[Element box lines]
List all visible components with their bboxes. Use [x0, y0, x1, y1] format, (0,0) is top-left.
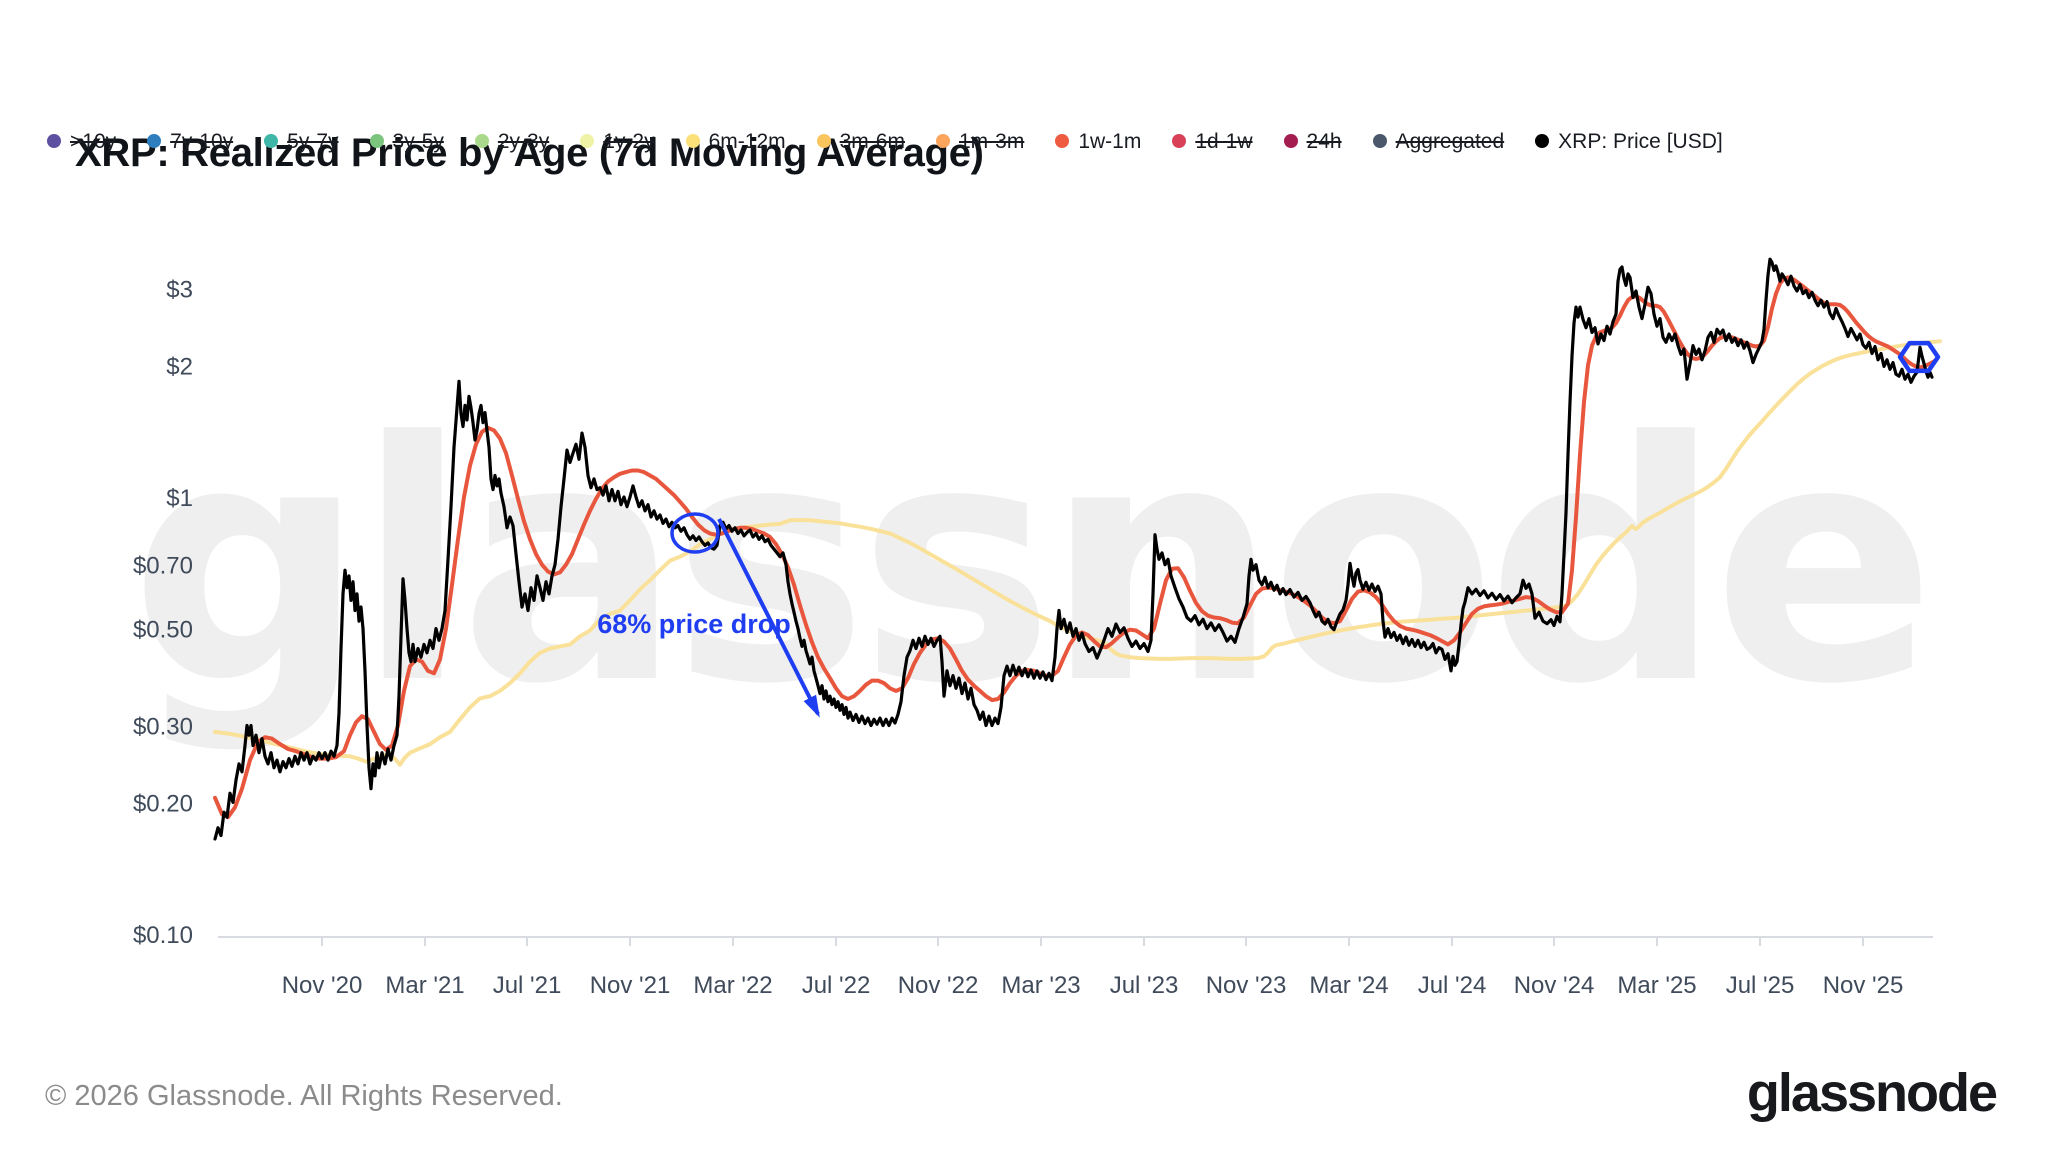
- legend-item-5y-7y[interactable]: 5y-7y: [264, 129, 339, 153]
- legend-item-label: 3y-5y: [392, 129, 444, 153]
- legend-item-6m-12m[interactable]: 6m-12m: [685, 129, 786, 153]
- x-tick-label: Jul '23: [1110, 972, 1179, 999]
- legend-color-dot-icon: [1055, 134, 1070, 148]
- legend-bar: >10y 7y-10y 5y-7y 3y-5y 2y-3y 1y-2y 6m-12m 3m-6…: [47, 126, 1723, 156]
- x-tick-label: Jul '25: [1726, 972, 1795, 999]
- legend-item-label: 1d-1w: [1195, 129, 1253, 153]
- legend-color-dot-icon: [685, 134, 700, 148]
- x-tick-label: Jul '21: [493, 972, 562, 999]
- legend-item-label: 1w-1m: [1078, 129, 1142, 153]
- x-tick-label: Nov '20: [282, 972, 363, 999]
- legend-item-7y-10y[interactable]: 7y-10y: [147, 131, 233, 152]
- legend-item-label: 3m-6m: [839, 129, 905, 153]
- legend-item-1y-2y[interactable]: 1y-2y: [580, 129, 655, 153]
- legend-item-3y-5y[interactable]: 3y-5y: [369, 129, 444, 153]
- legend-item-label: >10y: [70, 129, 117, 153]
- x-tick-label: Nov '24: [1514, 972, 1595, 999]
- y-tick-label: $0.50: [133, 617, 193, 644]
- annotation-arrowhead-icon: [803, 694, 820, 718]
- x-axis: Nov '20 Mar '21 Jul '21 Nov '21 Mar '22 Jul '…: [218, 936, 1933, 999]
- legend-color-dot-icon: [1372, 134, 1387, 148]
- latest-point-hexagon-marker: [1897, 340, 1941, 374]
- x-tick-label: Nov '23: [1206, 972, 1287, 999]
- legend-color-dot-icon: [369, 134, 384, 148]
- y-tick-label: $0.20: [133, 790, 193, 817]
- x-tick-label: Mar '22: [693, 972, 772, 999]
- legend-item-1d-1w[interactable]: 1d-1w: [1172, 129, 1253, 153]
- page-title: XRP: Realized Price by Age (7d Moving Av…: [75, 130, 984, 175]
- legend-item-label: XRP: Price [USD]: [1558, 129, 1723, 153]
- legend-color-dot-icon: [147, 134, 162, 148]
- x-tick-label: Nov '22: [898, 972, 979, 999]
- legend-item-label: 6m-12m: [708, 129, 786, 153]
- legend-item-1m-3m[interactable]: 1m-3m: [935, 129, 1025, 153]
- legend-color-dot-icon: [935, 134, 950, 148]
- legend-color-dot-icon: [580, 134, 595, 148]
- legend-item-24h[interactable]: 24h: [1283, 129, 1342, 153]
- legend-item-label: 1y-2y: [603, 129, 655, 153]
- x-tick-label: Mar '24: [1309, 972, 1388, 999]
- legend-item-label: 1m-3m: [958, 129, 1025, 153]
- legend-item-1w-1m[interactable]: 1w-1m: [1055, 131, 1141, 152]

▶ _Written task_:
Duplicate the lines above exactly, without the picture.

▶ _Solution for this problem_:
List all visible components with their bboxes. Use [x0, y0, x1, y1] format, (0,0) is top-left.
- legend-item-5y-7y[interactable]: 5y-7y: [264, 129, 339, 153]
- legend-item-label: 3y-5y: [392, 129, 444, 153]
- legend-item-6m-12m[interactable]: 6m-12m: [685, 129, 786, 153]
- x-tick-label: Jul '23: [1110, 972, 1179, 999]
- legend-color-dot-icon: [1055, 134, 1070, 148]
- legend-bar: >10y 7y-10y 5y-7y 3y-5y 2y-3y 1y-2y 6m-12m 3m-6…: [47, 126, 1723, 156]
- x-tick-label: Jul '25: [1726, 972, 1795, 999]
- legend-item-label: 1d-1w: [1195, 129, 1253, 153]
- legend-color-dot-icon: [685, 134, 700, 148]
- x-tick-label: Jul '21: [493, 972, 562, 999]
- legend-item-label: 1w-1m: [1078, 129, 1142, 153]
- x-tick-label: Nov '20: [282, 972, 363, 999]
- legend-item-7y-10y[interactable]: 7y-10y: [147, 131, 233, 152]
- legend-item-label: 3m-6m: [839, 129, 905, 153]
- legend-item-1y-2y[interactable]: 1y-2y: [580, 129, 655, 153]
- legend-item-3y-5y[interactable]: 3y-5y: [369, 129, 444, 153]
- legend-item-label: >10y: [70, 129, 117, 153]
- x-tick-label: Nov '24: [1514, 972, 1595, 999]
- y-tick-label: $0.50: [133, 617, 193, 644]
- annotation-arrowhead-icon: [803, 694, 820, 718]
- x-axis: Nov '20 Mar '21 Jul '21 Nov '21 Mar '22 Jul '…: [218, 936, 1933, 999]
- legend-color-dot-icon: [1372, 134, 1387, 148]
- latest-point-hexagon-marker: [1897, 340, 1941, 374]
- x-tick-label: Nov '23: [1206, 972, 1287, 999]
- legend-color-dot-icon: [369, 134, 384, 148]
- y-tick-label: $0.20: [133, 790, 193, 817]
- x-tick-label: Mar '22: [693, 972, 772, 999]
- legend-item-1d-1w[interactable]: 1d-1w: [1172, 129, 1253, 153]
- page-title: XRP: Realized Price by Age (7d Moving Av…: [75, 130, 984, 175]
- legend-item-label: XRP: Price [USD]: [1558, 129, 1723, 153]
- legend-color-dot-icon: [147, 134, 162, 148]
- x-tick-label: Nov '22: [898, 972, 979, 999]
- legend-item-label: 6m-12m: [708, 129, 786, 153]
- legend-item-1m-3m[interactable]: 1m-3m: [935, 129, 1025, 153]
- legend-color-dot-icon: [935, 134, 950, 148]
- legend-color-dot-icon: [580, 134, 595, 148]
- legend-item-24h[interactable]: 24h: [1283, 129, 1342, 153]
- legend-item-label: 1y-2y: [603, 129, 655, 153]
- x-tick-label: Mar '24: [1309, 972, 1388, 999]
- legend-item-label: 1m-3m: [958, 129, 1025, 153]
- legend-item-1w-1m[interactable]: 1w-1m: [1055, 131, 1141, 152]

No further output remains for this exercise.